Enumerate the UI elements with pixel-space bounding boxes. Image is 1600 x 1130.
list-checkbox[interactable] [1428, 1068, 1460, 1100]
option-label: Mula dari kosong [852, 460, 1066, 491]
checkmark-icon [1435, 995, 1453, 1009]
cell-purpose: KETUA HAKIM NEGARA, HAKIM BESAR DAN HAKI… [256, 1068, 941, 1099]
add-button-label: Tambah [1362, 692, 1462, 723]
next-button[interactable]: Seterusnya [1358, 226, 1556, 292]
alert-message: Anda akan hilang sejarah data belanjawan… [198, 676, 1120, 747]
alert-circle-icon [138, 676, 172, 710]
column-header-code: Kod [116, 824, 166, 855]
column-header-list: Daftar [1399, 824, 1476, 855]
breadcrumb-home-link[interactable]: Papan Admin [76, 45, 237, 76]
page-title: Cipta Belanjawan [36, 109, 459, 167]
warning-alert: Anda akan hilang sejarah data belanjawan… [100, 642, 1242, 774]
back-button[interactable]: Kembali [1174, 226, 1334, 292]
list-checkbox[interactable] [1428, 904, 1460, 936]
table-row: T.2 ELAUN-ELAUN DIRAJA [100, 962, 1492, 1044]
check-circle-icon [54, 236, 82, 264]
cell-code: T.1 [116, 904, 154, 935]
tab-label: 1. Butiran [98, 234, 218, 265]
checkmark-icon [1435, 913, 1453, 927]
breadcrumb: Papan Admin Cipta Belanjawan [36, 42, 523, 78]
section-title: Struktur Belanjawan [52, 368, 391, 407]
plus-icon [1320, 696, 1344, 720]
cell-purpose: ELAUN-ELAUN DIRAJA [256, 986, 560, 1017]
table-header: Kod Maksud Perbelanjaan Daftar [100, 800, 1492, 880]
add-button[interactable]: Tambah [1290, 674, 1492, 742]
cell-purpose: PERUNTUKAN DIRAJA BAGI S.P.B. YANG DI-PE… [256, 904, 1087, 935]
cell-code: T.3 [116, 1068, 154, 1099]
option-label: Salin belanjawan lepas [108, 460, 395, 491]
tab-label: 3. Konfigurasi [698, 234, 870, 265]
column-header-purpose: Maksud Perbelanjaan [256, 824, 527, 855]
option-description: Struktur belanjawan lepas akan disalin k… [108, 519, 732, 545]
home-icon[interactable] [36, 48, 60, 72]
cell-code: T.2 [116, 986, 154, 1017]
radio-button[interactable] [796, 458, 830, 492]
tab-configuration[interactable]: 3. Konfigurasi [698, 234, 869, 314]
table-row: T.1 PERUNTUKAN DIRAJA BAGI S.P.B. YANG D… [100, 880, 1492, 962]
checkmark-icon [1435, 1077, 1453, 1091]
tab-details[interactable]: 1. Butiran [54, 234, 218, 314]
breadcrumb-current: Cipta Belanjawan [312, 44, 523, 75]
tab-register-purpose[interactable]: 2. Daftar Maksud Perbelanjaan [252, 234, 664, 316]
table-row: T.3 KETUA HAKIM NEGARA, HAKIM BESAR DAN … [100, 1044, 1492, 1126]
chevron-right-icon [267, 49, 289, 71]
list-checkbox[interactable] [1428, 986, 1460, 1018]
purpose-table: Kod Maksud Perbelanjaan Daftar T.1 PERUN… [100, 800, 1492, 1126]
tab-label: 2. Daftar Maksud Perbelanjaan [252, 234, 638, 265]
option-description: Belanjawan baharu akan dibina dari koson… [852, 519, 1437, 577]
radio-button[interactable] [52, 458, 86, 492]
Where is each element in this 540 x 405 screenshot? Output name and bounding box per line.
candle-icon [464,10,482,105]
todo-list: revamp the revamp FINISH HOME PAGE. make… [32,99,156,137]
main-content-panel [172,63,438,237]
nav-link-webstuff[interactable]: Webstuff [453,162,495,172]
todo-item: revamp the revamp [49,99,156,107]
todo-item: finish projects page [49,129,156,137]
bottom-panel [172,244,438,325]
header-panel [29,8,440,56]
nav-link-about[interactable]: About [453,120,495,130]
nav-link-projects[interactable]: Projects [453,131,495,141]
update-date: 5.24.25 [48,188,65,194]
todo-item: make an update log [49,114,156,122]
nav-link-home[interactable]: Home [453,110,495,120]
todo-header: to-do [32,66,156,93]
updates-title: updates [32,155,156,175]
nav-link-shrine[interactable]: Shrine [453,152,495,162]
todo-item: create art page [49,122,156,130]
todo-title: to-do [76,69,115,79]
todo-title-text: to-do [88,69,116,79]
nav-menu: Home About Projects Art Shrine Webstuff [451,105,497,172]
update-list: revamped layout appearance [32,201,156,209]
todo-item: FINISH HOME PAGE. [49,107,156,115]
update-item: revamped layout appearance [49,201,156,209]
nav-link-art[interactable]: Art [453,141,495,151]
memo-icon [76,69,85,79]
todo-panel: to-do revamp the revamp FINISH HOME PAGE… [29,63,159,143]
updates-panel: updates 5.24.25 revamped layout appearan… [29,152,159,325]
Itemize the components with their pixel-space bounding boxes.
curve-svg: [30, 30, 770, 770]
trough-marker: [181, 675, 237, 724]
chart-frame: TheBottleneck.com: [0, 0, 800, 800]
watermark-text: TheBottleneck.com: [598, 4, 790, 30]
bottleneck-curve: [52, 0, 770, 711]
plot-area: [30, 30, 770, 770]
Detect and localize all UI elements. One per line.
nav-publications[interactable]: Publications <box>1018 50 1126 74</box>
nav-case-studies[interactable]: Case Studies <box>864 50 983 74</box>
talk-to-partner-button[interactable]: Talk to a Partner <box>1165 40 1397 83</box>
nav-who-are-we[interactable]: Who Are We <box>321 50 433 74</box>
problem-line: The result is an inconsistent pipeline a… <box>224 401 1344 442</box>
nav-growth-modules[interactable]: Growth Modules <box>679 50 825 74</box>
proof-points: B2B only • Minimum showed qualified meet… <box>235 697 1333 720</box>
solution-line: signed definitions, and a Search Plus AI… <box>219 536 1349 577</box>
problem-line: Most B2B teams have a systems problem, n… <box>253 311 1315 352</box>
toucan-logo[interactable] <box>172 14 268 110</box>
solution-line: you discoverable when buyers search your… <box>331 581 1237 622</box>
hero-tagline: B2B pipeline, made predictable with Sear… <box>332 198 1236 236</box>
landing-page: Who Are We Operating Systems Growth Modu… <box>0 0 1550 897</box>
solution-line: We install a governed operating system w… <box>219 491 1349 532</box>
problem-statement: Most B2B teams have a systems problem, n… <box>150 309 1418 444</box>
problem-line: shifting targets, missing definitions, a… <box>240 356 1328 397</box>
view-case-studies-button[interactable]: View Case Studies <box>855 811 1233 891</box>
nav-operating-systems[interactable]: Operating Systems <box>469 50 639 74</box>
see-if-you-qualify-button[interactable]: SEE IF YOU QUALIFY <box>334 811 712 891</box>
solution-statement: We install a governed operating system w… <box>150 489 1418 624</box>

# [Directions for this task]
Could you write out the rows from the start through the line containing "breadcrumb-home-link[interactable]: Papan Admin", inclusive, substituting "Add" for "Tambah" and leaving everything else as it is?

# [Correct answer]
Enumerate the UI elements with pixel-space bounding boxes. Image is 1600 x 1130.
list-checkbox[interactable] [1428, 1068, 1460, 1100]
option-label: Mula dari kosong [852, 460, 1066, 491]
checkmark-icon [1435, 995, 1453, 1009]
cell-purpose: KETUA HAKIM NEGARA, HAKIM BESAR DAN HAKI… [256, 1068, 941, 1099]
add-button-label: Add [1362, 692, 1462, 723]
next-button[interactable]: Seterusnya [1358, 226, 1556, 292]
alert-message: Anda akan hilang sejarah data belanjawan… [198, 676, 1120, 747]
alert-circle-icon [138, 676, 172, 710]
column-header-code: Kod [116, 824, 166, 855]
column-header-list: Daftar [1399, 824, 1476, 855]
breadcrumb-home-link[interactable]: Papan Admin [76, 45, 237, 76]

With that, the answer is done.